AIM OF THE EXERCISE >> Say how many lines include "bilag", with no words around the number.

--

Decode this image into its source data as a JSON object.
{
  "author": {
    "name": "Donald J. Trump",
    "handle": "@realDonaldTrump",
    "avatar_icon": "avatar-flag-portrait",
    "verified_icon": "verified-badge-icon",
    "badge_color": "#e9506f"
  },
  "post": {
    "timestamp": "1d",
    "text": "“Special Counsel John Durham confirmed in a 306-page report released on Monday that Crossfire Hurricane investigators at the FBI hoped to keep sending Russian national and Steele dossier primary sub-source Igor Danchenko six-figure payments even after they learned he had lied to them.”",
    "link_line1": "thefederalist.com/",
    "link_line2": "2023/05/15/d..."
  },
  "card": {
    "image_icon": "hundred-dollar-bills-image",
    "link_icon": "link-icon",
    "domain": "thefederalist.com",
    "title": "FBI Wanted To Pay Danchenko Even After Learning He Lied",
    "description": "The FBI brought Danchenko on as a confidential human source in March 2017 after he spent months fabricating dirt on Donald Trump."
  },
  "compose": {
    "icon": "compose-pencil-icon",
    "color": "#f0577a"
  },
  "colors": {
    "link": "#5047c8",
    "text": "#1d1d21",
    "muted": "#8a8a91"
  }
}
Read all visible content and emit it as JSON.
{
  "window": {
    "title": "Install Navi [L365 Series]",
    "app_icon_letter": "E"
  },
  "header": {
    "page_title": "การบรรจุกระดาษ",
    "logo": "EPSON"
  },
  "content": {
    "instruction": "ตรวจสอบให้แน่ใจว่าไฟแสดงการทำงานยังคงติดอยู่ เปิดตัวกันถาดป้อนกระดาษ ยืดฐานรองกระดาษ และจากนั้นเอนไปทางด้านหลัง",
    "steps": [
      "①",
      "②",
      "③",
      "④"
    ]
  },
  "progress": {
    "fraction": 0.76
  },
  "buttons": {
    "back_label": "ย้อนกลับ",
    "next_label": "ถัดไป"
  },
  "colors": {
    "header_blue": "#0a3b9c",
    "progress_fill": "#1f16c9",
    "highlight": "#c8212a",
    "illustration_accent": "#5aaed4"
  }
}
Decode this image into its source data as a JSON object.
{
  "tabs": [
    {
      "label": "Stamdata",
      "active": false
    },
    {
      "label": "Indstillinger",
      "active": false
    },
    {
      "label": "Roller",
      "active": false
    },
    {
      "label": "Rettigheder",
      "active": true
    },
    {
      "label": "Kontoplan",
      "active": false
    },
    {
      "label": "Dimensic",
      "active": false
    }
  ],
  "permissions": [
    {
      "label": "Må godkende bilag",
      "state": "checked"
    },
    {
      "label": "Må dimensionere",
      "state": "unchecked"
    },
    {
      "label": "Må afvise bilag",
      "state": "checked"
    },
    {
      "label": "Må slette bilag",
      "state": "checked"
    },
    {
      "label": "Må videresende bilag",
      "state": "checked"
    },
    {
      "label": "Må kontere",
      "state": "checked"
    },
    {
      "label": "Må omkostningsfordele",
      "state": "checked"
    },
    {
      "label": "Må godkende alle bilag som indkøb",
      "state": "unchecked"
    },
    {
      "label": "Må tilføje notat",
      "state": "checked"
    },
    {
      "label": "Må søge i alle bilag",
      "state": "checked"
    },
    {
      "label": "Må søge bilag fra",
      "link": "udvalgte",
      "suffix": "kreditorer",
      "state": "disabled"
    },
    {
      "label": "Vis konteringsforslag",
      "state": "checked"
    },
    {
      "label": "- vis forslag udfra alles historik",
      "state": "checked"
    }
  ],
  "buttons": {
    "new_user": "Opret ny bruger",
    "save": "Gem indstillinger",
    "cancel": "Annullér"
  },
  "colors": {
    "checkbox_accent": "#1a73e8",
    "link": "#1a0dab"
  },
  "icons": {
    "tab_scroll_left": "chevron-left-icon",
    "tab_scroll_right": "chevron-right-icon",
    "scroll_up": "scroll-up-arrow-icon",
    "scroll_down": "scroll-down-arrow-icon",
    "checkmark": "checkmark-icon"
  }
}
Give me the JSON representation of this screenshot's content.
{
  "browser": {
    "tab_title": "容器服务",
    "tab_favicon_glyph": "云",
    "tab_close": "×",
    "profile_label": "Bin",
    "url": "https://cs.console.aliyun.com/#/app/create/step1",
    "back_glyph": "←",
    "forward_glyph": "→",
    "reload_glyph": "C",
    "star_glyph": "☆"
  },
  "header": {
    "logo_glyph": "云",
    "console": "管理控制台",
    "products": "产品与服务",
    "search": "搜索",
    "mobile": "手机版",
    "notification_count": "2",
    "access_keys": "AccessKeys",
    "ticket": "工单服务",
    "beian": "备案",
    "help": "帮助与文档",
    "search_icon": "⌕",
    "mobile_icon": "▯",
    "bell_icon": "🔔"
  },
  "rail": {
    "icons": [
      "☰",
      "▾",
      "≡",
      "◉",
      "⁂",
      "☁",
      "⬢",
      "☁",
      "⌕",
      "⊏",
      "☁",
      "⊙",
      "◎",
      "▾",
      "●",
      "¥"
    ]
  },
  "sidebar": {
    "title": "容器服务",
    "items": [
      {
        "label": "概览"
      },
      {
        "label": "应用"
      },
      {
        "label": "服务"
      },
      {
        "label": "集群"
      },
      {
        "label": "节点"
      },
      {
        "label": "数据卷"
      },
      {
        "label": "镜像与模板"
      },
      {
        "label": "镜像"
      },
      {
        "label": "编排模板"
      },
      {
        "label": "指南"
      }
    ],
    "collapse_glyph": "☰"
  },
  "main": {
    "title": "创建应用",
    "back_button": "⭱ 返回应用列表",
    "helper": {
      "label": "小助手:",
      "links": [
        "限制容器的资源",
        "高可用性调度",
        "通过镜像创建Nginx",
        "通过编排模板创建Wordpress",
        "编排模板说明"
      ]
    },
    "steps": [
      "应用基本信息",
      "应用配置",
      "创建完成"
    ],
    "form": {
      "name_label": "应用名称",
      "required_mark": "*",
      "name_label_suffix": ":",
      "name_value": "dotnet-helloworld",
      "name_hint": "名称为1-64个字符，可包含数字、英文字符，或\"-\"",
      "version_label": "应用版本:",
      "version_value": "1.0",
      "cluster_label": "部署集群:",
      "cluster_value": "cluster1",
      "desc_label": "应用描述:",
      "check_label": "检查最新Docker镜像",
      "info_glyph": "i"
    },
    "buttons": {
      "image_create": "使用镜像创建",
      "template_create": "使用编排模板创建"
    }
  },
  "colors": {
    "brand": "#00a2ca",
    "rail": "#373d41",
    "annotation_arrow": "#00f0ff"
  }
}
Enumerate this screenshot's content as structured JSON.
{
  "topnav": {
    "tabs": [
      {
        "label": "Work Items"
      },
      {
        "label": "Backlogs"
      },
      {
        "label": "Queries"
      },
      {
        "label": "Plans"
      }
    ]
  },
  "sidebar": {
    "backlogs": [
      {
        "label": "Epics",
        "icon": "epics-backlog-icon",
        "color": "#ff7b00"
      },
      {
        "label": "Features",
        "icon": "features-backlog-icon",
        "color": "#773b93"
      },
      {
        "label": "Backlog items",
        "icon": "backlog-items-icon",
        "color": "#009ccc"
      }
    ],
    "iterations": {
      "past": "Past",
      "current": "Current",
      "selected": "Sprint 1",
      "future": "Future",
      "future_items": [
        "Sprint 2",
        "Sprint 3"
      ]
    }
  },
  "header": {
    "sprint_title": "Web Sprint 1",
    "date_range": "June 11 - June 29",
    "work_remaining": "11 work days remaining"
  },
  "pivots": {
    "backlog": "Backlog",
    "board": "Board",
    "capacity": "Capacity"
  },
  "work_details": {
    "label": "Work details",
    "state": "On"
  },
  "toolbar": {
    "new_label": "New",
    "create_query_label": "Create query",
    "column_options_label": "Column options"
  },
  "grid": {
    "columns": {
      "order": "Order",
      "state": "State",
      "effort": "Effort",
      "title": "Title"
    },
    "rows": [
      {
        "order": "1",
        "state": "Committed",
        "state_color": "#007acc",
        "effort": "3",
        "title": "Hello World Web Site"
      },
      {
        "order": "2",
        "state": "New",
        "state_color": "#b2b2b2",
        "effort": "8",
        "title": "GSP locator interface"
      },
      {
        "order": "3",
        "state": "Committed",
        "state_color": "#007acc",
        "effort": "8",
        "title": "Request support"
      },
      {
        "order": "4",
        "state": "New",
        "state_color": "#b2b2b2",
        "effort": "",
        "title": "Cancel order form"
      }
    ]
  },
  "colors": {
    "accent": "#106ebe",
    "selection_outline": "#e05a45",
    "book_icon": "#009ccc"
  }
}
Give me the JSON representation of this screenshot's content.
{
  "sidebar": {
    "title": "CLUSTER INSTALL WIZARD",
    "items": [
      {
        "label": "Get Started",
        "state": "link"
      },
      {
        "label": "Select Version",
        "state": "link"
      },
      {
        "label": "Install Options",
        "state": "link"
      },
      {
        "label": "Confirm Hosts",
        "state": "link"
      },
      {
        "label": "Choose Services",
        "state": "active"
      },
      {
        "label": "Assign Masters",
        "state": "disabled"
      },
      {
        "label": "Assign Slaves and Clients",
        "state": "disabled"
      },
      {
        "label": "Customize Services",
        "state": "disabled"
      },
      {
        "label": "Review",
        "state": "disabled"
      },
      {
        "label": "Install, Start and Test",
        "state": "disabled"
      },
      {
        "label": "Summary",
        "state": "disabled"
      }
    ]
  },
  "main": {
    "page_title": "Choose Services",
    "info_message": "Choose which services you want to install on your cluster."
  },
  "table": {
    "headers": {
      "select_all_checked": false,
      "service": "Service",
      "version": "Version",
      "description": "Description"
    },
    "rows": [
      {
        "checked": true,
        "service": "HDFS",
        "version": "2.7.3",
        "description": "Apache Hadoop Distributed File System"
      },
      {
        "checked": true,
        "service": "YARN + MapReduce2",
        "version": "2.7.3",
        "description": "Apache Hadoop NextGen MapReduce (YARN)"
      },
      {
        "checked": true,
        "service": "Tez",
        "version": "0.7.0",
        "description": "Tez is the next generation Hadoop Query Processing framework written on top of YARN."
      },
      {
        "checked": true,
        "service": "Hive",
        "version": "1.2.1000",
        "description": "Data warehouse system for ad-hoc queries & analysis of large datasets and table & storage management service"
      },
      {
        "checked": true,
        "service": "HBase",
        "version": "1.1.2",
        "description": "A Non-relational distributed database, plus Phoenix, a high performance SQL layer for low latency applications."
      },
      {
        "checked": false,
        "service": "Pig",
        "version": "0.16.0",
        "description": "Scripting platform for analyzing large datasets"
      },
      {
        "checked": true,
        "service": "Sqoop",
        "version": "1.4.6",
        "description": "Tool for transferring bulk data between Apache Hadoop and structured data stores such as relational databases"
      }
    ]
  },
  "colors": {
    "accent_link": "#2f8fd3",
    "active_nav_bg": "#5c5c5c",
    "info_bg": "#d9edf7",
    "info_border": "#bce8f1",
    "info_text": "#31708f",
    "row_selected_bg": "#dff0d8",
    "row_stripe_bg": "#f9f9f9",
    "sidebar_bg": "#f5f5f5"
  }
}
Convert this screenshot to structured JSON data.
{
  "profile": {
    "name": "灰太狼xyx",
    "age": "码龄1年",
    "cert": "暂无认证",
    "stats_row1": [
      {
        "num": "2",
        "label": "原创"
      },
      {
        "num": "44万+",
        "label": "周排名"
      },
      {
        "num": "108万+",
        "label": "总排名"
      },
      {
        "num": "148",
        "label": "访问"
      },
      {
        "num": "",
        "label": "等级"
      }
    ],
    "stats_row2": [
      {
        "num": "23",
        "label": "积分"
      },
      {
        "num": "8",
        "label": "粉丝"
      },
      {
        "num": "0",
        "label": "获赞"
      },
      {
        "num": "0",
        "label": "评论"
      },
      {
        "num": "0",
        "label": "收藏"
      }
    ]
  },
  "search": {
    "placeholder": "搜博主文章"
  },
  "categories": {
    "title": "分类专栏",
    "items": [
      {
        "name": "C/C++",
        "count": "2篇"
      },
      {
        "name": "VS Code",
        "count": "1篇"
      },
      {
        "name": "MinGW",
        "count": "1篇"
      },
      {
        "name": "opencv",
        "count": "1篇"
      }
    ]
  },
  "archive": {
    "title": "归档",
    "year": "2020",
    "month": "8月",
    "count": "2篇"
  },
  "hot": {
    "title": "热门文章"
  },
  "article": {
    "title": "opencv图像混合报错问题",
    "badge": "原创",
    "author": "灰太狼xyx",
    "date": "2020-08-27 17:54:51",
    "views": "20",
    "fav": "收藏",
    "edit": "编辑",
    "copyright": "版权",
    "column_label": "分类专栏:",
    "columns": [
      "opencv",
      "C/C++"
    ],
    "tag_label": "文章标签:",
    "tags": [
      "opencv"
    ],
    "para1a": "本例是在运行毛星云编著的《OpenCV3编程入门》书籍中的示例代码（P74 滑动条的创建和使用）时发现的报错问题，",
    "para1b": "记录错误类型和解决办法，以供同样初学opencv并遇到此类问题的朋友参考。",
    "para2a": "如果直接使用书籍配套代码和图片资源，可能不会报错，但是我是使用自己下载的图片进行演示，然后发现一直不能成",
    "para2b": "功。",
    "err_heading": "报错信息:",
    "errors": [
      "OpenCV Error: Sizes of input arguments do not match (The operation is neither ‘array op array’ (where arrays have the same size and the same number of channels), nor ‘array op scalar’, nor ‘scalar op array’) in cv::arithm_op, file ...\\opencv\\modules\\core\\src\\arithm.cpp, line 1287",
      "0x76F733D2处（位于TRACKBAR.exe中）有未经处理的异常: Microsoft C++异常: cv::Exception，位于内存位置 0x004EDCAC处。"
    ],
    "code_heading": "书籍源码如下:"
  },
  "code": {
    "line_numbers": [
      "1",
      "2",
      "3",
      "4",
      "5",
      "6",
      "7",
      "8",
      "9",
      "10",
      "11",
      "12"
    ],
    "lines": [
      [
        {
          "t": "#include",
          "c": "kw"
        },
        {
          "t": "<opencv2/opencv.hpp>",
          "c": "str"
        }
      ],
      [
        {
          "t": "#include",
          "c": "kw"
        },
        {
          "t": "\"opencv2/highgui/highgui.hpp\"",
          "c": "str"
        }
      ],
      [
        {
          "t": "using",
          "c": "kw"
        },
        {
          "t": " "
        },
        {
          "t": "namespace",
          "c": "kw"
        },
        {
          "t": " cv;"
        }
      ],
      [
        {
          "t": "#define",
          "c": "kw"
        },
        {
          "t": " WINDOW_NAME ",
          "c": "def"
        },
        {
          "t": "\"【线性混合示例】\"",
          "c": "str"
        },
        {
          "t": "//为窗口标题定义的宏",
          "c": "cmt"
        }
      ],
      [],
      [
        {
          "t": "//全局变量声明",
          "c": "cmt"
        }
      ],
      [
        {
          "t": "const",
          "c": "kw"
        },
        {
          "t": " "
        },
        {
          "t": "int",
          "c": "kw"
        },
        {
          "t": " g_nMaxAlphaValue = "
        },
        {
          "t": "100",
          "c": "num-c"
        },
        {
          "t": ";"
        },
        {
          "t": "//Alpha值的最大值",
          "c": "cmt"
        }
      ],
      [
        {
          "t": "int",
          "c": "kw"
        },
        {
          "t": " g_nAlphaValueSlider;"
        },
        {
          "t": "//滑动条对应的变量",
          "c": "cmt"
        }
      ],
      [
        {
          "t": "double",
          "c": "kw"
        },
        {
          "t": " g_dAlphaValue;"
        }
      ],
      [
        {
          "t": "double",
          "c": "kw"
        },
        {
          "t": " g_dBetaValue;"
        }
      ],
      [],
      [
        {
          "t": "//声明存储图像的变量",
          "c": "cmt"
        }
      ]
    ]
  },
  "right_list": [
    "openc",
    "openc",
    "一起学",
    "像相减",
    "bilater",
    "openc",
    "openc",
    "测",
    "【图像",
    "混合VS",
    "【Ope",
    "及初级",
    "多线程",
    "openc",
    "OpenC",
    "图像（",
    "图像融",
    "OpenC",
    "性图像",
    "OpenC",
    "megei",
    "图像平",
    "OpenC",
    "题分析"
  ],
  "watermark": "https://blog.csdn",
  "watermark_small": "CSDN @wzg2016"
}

--

ANSWER FOR THE TASK >> 7